**PROBLEMS TO SOLVE**.
- a) Rewrite the passage on basis surveys from "Under this safe harbor, Acquiring’s" up to and including "Expanded Rev. Proc. 81-70.", changing "estimation techniques" to "estimation methods".
- b) According to the passage on basis surveys, how should survey questionnaires be sent?

**PAGE**.
---+---

Under this safe harbor, the basis of stock surrendered by reporting shareholders must be determined by survey. For purposes of Expanded Rev. Proc. 81-70, a “reporting shareholder” is any surrendering Target shareholder that was a significant transferor, a significant holder, an officer or director of Target, or plan that acquired Target stock for or on behalf of Target employees, such as an employee stock option or pension, immediately before the date of the transferred basis transaction. The term significant transferor has the same meaning as in § 1.351-3 and the term significant holder has the same meaning as in § 1.368-3.
To identify reporting shareholders, Target’s books and records, the Master Securityholder Files maintained by the stock transfer agent, and Securities Exchange Commission (SEC) filings, including Schedule 13 series data, may be used.
In general, a survey must be done in accordance with the guidelines set forth in Rev. Proc. 81-70. Thus:
The survey should begin with the mailing of an inquiry letter to each reporting shareholder, which states the purpose for requesting the basis information for the surrendered stock, explains how basis is determined, and sets forth the importance of responding timely and accurately. After 30 days, one follow-up letter should be sent to non-responding shareholders. Several attempts also should be made to telephone the non-respondent. These telephone contacts should be attempted on different days of the week and times of the day. Acquiring should maintain a log recording each attempted contact.
Any survey sent to a reporting shareholder must request all information necessary for proper determination of basis. Such information may include, but is not limited to:
Number of shares surrendered in the transferred basis transaction;
Dates those shares were acquired;
Total cost of those shares, including commission;
How the shares were acquired, for example, by gift, stock option, or inheritance, or as consideration in a prior transferred basis transaction;
Tax basis and, if different, cost basis;
The nominees (as defined in section E) that held the shares on both the date the shares were acquired and the date of the transferred basis transaction; and
In a transaction involving foreign corporations where the rules of § 1.367(b)-13 may apply, whether the shareholder is a section 1248 shareholder with respect to the Target corporation.
Survey questionnaires should be sent by certified or registered mail.
The procedures by which the survey is designed and implemented must be documented and such documentation must be made available to the IRS examination team on request.
Under this safe harbor, Acquiring’s basis in shares acquired from the surveyed shareholders will be the basis reported by such shareholders. If Acquiring does not receive a response from a surveyed shareholder, Acquiring may use estimation techniques to determine the basis of Target shares surrendered by the nonresponding shareholder. The estimation guidelines in Sec. 3 of Rev. Proc. 81-70 will be incorporated in Expanded Rev. Proc. 81-70.

---+---

**MATERIAL SUPPLIED**.
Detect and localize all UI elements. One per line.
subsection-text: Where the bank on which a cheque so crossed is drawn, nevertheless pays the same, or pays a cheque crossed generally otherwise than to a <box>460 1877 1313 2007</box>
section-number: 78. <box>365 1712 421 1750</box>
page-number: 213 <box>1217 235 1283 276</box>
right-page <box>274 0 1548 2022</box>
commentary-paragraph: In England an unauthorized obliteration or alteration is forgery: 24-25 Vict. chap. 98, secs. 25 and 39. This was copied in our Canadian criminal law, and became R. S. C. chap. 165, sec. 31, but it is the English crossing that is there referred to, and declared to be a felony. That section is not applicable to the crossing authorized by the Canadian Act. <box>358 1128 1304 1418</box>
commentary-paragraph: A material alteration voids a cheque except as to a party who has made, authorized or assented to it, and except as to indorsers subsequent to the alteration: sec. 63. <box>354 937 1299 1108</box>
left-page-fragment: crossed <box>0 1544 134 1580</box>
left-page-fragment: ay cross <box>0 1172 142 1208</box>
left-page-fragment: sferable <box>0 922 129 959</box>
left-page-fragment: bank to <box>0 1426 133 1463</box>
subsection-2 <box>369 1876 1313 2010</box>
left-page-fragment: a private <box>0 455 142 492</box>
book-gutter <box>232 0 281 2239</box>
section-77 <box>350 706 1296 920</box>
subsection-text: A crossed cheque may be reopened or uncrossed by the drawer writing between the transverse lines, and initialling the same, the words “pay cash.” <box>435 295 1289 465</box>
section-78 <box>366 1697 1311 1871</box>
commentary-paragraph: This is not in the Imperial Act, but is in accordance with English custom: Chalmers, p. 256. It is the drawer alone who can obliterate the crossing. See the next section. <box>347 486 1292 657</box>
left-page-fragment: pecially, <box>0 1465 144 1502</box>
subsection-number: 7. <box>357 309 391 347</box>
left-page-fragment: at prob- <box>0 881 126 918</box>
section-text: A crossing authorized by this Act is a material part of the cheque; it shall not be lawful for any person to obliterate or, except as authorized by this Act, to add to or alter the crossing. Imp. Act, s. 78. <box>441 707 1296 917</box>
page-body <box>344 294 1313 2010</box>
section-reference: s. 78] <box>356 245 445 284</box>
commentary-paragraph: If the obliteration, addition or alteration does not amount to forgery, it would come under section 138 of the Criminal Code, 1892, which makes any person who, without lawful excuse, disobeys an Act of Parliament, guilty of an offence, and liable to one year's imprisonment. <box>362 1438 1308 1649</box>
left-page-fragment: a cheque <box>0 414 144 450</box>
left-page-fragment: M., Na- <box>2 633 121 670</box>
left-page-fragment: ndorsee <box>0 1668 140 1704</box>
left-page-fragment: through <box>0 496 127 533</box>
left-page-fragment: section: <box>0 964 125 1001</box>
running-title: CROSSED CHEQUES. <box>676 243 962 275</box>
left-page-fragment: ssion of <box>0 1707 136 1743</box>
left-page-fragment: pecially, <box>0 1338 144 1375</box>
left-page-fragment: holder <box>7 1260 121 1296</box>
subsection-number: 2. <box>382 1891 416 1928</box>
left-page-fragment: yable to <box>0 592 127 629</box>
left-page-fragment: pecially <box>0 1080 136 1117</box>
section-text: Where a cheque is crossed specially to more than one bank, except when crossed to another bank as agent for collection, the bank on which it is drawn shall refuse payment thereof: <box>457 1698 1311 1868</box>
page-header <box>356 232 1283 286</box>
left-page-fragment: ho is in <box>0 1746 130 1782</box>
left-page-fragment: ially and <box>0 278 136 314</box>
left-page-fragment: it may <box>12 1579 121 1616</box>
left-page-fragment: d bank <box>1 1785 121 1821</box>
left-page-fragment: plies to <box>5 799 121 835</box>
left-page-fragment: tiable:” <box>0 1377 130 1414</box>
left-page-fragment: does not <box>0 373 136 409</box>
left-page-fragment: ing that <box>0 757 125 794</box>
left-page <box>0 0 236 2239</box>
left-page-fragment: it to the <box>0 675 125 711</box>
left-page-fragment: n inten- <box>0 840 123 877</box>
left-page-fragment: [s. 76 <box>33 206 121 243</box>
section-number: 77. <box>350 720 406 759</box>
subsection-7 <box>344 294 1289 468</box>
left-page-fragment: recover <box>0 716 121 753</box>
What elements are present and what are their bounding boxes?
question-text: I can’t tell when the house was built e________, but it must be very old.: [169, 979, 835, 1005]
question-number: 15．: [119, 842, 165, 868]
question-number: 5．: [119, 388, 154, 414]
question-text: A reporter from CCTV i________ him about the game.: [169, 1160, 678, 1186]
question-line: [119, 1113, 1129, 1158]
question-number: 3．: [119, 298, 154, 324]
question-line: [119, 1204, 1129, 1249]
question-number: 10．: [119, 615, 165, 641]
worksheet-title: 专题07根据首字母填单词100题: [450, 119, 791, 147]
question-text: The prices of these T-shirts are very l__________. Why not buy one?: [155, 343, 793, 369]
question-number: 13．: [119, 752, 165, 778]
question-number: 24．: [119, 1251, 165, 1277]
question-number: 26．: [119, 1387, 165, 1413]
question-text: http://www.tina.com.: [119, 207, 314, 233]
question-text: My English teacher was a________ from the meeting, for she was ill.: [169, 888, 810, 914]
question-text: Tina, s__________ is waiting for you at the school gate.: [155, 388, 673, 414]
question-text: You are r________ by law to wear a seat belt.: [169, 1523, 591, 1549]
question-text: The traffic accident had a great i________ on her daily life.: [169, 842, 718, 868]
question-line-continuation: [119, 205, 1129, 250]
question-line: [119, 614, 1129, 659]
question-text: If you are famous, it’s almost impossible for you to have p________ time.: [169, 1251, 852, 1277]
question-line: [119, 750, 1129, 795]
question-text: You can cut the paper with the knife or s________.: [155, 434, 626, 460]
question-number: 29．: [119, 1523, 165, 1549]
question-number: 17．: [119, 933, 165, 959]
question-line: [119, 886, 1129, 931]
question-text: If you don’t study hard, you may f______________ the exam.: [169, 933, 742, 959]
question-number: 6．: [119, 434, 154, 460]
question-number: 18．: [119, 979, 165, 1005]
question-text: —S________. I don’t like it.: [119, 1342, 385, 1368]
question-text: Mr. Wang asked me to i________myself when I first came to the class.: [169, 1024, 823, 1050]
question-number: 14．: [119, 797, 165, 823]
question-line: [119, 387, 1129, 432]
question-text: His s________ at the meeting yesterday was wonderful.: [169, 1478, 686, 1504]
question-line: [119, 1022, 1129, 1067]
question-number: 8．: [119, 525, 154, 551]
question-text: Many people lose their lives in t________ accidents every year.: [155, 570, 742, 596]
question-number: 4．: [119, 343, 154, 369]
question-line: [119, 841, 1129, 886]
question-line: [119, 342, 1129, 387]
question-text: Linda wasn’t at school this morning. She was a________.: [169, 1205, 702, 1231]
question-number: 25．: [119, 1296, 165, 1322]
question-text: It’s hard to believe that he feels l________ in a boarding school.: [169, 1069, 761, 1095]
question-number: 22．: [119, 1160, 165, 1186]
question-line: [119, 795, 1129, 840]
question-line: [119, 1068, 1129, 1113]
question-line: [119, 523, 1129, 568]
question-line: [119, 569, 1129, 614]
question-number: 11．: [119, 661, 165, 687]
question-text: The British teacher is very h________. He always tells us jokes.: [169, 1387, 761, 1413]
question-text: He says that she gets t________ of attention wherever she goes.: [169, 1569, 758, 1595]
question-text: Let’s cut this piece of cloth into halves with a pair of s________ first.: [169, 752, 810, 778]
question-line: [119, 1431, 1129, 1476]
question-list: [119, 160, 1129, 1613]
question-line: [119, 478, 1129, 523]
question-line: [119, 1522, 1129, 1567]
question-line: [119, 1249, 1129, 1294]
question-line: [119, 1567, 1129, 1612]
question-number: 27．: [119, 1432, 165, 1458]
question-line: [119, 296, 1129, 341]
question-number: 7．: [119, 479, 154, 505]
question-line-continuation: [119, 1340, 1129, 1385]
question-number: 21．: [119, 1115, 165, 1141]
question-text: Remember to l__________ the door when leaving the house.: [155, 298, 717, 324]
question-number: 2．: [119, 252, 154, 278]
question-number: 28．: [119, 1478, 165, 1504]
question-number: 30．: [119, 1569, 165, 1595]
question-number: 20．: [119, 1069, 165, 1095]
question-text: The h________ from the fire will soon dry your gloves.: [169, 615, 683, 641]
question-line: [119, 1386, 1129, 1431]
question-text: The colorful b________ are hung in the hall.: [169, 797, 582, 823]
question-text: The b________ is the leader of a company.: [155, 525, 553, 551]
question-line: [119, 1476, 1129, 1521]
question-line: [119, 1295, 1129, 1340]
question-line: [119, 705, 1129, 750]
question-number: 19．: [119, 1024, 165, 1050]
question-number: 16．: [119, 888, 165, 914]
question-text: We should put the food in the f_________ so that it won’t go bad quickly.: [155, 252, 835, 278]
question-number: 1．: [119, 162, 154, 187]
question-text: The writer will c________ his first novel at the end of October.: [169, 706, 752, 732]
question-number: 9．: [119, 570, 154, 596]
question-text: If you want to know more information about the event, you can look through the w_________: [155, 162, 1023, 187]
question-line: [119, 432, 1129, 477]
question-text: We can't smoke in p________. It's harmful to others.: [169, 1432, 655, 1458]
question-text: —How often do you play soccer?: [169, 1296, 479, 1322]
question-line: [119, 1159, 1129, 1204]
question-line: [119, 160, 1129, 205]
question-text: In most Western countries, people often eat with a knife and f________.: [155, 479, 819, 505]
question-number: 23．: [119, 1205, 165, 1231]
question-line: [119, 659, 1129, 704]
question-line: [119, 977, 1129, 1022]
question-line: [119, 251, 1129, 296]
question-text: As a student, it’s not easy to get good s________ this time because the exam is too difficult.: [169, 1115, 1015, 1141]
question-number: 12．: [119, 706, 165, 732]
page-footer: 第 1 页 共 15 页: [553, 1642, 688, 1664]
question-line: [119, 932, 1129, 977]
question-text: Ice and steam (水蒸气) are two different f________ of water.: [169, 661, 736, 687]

---+---

**SOLVED TASKS**.
- a)
Under this safe harbor, Acquiring’s basis in shares acquired from the surveyed shareholders will be the basis reported by such shareholders. If Acquiring does not receive a response from a surveyed shareholder, Acquiring may use estimation methods to determine the basis of Target shares surrendered by the nonresponding shareholder. The estimation guidelines in Sec. 3 of Rev. Proc. 81-70 will be incorporated in Expanded Rev. Proc. 81-70.

- b) By certified or registered mail.